## Begin
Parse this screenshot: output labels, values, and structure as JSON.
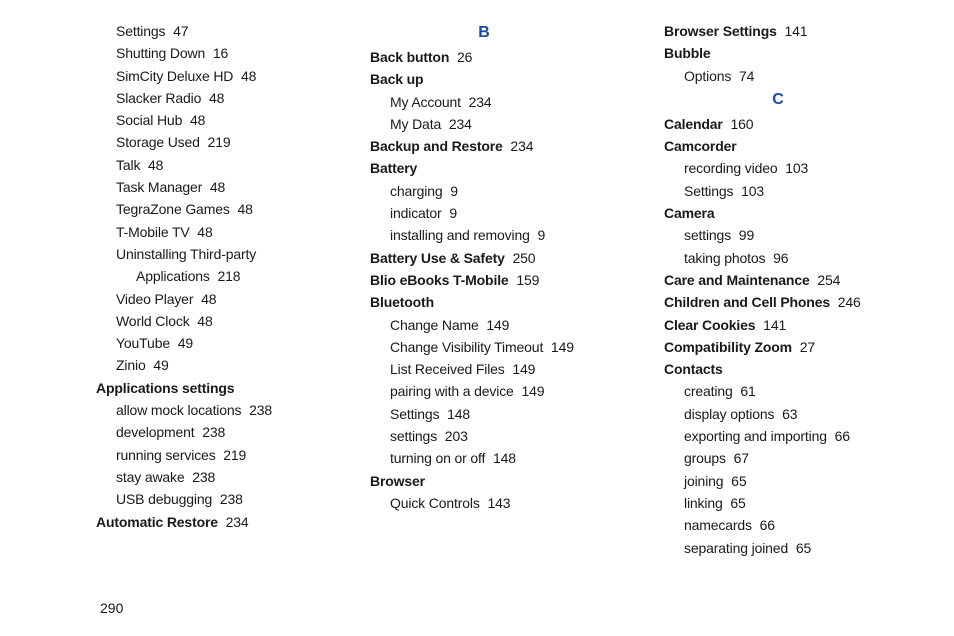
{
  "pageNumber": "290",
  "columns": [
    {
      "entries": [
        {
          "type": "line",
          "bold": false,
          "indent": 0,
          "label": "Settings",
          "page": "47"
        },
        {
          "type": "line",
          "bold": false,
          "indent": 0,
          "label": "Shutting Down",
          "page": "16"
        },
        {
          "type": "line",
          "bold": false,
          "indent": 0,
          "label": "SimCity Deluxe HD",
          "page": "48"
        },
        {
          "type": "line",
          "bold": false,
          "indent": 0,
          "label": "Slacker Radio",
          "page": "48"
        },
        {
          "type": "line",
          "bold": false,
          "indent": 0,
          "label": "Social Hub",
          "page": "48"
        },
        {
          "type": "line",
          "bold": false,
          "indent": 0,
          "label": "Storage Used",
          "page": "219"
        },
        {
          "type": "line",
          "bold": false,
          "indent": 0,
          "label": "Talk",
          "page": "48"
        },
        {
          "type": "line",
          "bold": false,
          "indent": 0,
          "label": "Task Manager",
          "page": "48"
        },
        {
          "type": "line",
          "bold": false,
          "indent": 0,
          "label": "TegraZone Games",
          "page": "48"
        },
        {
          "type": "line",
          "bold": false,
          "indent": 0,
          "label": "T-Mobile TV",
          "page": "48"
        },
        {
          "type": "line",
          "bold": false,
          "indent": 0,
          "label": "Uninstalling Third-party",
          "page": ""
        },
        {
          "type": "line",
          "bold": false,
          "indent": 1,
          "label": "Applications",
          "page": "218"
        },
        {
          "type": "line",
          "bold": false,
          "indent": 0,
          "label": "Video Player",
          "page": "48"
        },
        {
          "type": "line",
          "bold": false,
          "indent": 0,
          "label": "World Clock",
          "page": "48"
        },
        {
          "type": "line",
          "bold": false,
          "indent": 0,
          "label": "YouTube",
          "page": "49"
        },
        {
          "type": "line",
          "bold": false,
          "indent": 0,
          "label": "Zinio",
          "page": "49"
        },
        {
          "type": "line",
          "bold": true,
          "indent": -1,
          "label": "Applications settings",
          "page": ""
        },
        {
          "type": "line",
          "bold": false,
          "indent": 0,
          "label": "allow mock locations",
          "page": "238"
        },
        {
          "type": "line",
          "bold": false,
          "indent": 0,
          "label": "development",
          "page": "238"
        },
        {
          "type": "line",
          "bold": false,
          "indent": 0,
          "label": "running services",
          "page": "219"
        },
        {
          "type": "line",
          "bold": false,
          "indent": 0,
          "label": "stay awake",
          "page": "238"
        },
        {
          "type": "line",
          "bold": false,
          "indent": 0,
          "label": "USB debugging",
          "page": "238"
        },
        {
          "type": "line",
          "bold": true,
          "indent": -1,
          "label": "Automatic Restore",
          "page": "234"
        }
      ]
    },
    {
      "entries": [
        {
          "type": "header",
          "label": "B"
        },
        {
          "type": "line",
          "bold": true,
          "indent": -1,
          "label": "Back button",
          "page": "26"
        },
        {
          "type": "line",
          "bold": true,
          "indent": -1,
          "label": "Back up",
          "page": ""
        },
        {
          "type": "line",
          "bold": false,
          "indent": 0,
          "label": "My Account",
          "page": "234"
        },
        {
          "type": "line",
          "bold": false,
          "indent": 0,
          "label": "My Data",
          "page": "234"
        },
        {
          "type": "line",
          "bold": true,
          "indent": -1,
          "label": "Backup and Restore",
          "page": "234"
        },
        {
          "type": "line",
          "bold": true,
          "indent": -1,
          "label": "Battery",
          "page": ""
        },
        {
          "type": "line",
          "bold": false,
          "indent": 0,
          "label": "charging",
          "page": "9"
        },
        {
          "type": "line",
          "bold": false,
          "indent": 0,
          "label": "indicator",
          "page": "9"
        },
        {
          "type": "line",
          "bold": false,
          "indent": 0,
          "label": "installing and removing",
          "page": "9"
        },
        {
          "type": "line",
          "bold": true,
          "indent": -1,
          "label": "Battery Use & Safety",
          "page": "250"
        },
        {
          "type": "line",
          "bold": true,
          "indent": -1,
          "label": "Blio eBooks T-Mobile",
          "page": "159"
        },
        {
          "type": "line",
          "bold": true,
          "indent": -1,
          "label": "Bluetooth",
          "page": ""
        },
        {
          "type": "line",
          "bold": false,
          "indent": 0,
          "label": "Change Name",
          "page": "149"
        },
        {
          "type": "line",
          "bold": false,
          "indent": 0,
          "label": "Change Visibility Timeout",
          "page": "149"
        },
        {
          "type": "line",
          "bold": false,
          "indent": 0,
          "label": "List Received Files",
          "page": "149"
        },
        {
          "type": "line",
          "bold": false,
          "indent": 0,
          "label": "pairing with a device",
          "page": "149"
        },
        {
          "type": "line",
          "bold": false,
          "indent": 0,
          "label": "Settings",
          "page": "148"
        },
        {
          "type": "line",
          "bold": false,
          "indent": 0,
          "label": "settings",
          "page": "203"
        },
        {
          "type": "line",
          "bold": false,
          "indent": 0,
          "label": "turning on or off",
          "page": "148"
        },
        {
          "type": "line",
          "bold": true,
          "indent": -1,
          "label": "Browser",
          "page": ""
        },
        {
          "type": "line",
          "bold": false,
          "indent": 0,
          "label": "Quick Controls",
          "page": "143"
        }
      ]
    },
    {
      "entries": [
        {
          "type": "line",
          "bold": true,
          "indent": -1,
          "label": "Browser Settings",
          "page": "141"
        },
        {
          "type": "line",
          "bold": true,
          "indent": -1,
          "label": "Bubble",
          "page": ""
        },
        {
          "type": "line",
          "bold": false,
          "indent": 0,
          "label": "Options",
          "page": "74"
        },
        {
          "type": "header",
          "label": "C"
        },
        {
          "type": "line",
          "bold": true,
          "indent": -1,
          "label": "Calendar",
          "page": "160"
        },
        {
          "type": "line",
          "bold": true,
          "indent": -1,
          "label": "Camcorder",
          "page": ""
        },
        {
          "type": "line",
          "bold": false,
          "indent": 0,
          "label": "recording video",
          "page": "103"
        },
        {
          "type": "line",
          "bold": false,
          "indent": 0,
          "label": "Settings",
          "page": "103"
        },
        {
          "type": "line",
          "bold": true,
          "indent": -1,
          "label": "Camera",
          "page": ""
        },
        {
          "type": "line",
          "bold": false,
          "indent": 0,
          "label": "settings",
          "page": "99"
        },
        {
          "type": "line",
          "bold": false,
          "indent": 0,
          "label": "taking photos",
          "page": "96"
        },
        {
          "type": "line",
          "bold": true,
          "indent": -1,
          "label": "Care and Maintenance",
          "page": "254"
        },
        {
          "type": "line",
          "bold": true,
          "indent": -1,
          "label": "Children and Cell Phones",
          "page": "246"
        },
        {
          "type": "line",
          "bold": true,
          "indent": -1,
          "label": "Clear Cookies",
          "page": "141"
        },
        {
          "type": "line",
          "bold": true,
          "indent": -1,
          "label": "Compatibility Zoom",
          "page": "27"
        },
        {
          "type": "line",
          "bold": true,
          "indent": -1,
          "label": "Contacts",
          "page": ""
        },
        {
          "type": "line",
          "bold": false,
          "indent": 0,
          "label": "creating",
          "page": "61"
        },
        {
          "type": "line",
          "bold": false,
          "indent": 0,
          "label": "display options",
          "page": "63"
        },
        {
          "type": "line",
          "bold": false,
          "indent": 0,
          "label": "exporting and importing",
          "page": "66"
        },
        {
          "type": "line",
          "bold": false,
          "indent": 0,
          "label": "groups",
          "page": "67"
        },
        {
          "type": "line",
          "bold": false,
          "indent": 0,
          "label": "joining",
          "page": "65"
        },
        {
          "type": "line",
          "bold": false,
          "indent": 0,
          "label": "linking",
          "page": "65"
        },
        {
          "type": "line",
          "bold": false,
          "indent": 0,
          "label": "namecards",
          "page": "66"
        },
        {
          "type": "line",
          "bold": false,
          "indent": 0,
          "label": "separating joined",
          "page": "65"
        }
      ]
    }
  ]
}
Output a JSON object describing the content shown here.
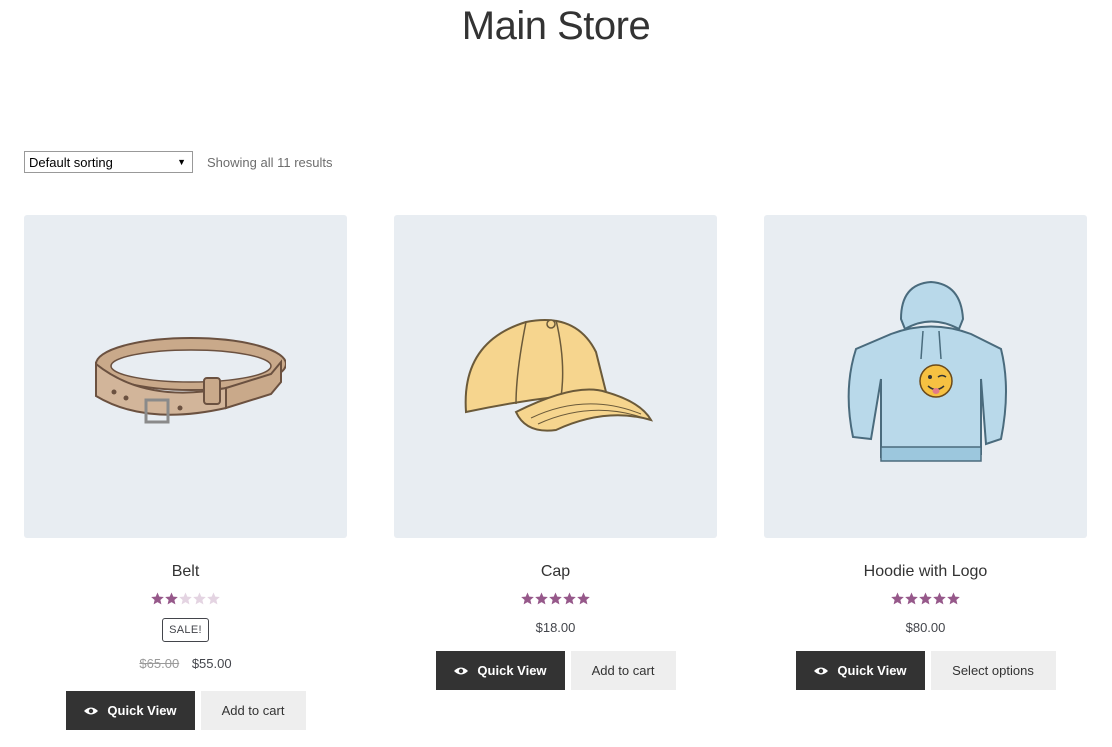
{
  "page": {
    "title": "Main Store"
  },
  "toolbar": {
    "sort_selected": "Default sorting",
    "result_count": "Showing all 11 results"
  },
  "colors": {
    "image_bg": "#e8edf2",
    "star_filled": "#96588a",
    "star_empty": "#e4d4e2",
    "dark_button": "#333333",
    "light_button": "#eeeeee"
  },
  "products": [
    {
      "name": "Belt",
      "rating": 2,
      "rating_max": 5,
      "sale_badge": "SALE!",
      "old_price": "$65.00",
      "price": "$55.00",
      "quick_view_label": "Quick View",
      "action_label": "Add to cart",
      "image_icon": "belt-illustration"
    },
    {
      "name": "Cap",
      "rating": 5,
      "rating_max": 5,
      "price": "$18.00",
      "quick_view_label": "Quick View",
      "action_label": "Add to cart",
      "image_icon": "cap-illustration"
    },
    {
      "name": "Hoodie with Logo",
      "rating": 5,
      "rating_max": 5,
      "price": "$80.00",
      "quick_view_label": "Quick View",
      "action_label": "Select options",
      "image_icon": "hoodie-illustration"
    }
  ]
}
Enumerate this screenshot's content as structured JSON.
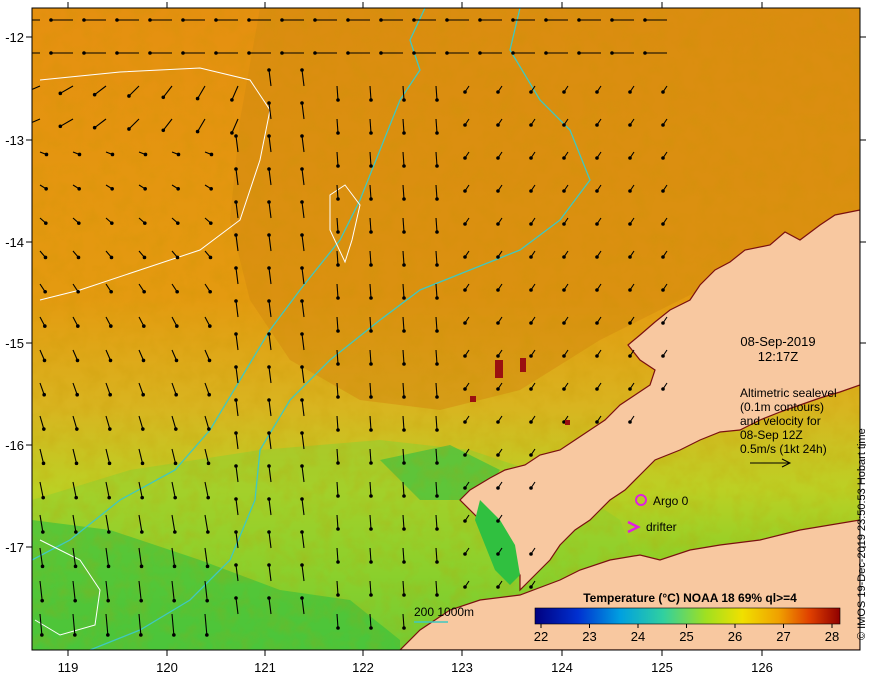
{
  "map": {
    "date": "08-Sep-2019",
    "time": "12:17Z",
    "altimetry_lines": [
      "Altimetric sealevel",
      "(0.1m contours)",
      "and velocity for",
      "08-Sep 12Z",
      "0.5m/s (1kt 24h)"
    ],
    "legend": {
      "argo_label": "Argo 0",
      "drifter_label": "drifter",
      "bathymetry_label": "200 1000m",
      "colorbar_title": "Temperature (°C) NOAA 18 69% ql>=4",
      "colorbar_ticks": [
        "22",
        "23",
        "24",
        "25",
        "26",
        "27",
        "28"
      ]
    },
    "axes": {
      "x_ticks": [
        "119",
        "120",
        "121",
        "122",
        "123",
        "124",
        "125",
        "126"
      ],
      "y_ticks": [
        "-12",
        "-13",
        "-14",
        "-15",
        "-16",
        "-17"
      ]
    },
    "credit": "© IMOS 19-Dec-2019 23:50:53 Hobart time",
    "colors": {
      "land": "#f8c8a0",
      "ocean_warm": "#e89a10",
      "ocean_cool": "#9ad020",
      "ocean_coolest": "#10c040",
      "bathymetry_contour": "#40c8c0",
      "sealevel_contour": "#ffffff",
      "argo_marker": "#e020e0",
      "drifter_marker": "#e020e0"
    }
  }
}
## End
● **Job**
Search the records above for "this". Copy each line where it is found.

● **Worked answer**
Parse this screenshot: output labels, values, and structure as JSON.
Enumerate this screenshot's content as structured JSON.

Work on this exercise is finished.